• Work to complete
Tally every line of the listing below that holds "Construction", then give the tally alone.

• Task inputs
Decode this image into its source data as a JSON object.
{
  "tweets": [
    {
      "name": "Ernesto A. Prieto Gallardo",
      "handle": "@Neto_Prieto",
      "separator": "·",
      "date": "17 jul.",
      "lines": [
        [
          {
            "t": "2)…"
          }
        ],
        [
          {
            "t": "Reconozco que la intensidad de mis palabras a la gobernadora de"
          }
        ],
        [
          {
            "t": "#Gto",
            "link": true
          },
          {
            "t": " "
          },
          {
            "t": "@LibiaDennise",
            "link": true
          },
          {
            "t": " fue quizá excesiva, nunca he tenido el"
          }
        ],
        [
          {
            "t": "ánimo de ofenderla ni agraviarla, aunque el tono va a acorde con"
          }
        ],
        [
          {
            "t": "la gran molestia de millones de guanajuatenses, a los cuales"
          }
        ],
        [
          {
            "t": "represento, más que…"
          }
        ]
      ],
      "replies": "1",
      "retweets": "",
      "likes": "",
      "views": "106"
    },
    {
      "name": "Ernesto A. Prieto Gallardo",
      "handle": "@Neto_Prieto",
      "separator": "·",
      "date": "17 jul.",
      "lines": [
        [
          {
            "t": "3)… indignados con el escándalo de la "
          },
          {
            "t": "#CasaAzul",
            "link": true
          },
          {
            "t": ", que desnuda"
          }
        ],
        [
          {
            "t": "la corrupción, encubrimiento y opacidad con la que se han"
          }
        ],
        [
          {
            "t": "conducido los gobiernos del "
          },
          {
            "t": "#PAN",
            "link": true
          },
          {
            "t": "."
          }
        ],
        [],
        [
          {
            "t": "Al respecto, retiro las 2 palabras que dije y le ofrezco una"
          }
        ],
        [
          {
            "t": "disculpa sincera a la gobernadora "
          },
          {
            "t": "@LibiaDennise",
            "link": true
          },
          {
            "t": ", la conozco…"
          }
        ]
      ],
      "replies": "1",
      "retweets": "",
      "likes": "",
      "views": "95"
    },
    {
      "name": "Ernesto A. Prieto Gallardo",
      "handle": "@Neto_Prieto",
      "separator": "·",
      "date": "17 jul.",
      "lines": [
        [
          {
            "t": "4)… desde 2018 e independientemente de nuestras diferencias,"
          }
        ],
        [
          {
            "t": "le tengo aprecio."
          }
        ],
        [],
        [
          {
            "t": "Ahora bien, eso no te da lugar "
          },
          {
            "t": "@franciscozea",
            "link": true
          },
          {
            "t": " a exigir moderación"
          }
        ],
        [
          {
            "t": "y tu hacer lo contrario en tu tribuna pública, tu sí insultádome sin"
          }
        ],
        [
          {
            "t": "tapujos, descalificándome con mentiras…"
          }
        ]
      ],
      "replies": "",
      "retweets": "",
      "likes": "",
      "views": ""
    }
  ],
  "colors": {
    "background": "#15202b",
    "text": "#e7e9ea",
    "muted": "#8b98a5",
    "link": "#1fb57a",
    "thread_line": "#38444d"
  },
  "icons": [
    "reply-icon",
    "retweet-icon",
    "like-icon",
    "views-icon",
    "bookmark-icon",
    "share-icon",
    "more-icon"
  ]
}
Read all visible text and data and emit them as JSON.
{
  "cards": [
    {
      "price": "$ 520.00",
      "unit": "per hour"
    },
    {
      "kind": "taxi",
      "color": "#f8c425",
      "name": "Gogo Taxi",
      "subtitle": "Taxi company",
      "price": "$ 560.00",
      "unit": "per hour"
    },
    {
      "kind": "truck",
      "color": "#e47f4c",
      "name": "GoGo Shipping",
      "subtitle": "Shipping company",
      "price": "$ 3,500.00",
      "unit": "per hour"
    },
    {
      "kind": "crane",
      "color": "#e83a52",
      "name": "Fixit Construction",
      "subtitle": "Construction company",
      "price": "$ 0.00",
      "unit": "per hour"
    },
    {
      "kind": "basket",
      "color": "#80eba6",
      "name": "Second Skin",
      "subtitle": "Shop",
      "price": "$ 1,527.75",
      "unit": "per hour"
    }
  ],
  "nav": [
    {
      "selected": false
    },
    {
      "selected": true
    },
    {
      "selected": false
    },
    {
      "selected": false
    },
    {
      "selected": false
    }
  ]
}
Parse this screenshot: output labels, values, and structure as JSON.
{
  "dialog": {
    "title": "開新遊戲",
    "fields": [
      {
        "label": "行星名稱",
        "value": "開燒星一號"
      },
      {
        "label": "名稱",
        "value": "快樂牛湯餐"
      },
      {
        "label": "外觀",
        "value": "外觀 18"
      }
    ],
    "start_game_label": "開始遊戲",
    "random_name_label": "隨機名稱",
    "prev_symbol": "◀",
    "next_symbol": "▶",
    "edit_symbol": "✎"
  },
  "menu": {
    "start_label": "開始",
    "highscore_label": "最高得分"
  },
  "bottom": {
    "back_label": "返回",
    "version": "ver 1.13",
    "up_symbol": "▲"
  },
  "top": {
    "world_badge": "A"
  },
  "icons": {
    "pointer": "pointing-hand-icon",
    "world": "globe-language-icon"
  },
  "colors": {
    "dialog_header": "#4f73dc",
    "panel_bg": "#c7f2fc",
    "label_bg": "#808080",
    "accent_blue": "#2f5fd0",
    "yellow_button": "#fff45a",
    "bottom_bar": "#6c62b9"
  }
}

• The output
2